Copy verbatim the lines from the start of the records through the line containing "342, 575, 360]", including both ends.

+++++

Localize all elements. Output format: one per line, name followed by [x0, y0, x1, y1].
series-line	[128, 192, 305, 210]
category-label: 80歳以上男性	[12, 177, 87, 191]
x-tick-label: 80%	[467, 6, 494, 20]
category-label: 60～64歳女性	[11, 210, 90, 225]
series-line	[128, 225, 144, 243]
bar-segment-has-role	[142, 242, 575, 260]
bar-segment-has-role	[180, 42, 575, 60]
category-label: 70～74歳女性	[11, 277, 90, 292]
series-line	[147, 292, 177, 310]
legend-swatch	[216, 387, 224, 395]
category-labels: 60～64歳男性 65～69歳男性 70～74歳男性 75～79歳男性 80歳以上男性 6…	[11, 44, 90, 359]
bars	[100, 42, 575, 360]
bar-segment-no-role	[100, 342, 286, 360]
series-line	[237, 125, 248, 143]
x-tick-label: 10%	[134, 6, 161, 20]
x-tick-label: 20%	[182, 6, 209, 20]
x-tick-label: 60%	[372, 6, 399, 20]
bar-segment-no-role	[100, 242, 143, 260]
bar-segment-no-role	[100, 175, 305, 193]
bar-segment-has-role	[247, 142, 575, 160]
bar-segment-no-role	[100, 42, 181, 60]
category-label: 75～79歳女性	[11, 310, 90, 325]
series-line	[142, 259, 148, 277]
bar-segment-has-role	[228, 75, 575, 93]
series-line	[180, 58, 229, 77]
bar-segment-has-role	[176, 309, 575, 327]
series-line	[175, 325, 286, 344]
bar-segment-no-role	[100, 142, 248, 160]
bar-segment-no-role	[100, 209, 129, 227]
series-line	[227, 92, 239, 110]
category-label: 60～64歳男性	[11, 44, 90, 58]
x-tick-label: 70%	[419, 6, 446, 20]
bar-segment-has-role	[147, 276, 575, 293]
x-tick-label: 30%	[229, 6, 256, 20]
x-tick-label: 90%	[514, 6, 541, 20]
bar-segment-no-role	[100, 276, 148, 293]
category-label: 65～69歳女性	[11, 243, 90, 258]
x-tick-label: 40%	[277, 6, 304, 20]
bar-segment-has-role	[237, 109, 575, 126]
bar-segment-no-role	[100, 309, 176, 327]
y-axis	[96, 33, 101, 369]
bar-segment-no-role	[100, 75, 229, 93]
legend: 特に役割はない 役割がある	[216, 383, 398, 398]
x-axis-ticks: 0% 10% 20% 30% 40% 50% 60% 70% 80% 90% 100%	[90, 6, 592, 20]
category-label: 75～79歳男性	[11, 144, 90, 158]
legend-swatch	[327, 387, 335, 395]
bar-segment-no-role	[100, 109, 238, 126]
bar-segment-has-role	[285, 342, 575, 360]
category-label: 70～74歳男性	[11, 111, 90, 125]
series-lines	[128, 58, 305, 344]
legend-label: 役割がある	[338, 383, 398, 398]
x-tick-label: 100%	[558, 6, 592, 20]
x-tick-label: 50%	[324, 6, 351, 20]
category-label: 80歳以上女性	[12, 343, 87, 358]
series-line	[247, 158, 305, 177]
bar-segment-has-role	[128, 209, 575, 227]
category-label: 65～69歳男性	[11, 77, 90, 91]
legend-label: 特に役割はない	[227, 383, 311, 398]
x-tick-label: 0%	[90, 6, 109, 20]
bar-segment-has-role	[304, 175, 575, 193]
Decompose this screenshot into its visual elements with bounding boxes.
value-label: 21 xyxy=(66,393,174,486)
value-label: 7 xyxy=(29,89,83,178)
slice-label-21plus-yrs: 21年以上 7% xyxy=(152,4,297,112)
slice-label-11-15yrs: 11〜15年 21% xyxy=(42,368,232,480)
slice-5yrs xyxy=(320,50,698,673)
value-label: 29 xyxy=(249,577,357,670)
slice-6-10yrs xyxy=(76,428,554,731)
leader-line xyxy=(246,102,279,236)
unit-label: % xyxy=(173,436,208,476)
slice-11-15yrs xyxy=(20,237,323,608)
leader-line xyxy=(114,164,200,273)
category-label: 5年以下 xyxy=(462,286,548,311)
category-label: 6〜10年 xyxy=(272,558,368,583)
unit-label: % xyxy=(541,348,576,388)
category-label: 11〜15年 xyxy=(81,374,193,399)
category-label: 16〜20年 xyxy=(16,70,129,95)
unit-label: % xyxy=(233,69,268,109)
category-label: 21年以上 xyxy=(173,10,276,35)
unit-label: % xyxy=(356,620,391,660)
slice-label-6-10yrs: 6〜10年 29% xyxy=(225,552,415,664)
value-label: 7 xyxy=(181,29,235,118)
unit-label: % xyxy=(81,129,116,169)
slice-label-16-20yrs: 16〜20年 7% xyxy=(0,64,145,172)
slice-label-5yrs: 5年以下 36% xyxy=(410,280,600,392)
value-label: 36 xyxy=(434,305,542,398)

+++++

▶ _RESPONSE TO THIS TASK_:
Localize all elements. Output format: one per line, name followed by [x0, y0, x1, y1].
series-line	[128, 192, 305, 210]
category-label: 80歳以上男性	[12, 177, 87, 191]
x-tick-label: 80%	[467, 6, 494, 20]
category-label: 60～64歳女性	[11, 210, 90, 225]
series-line	[128, 225, 144, 243]
bar-segment-has-role	[142, 242, 575, 260]
bar-segment-has-role	[180, 42, 575, 60]
category-label: 70～74歳女性	[11, 277, 90, 292]
series-line	[147, 292, 177, 310]
legend-swatch	[216, 387, 224, 395]
category-labels: 60～64歳男性 65～69歳男性 70～74歳男性 75～79歳男性 80歳以上男性 6…	[11, 44, 90, 359]
bars	[100, 42, 575, 360]
bar-segment-no-role	[100, 342, 286, 360]
series-line	[237, 125, 248, 143]
x-tick-label: 10%	[134, 6, 161, 20]
x-tick-label: 20%	[182, 6, 209, 20]
x-tick-label: 60%	[372, 6, 399, 20]
bar-segment-no-role	[100, 242, 143, 260]
bar-segment-no-role	[100, 175, 305, 193]
bar-segment-has-role	[247, 142, 575, 160]
bar-segment-no-role	[100, 42, 181, 60]
category-label: 75～79歳女性	[11, 310, 90, 325]
series-line	[142, 259, 148, 277]
bar-segment-has-role	[228, 75, 575, 93]
series-line	[180, 58, 229, 77]
bar-segment-has-role	[176, 309, 575, 327]
series-line	[175, 325, 286, 344]
bar-segment-no-role	[100, 142, 248, 160]
bar-segment-no-role	[100, 209, 129, 227]
series-line	[227, 92, 239, 110]
category-label: 60～64歳男性	[11, 44, 90, 58]
x-tick-label: 70%	[419, 6, 446, 20]
bar-segment-has-role	[147, 276, 575, 293]
x-tick-label: 30%	[229, 6, 256, 20]
x-tick-label: 90%	[514, 6, 541, 20]
bar-segment-no-role	[100, 276, 148, 293]
category-label: 65～69歳女性	[11, 243, 90, 258]
x-tick-label: 40%	[277, 6, 304, 20]
bar-segment-has-role	[237, 109, 575, 126]
bar-segment-no-role	[100, 309, 176, 327]
y-axis	[96, 33, 101, 369]
bar-segment-no-role	[100, 75, 229, 93]
legend: 特に役割はない 役割がある	[216, 383, 398, 398]
x-axis-ticks: 0% 10% 20% 30% 40% 50% 60% 70% 80% 90% 100%	[90, 6, 592, 20]
category-label: 75～79歳男性	[11, 144, 90, 158]
legend-swatch	[327, 387, 335, 395]
bar-segment-no-role	[100, 109, 238, 126]
bar-segment-has-role	[285, 342, 575, 360]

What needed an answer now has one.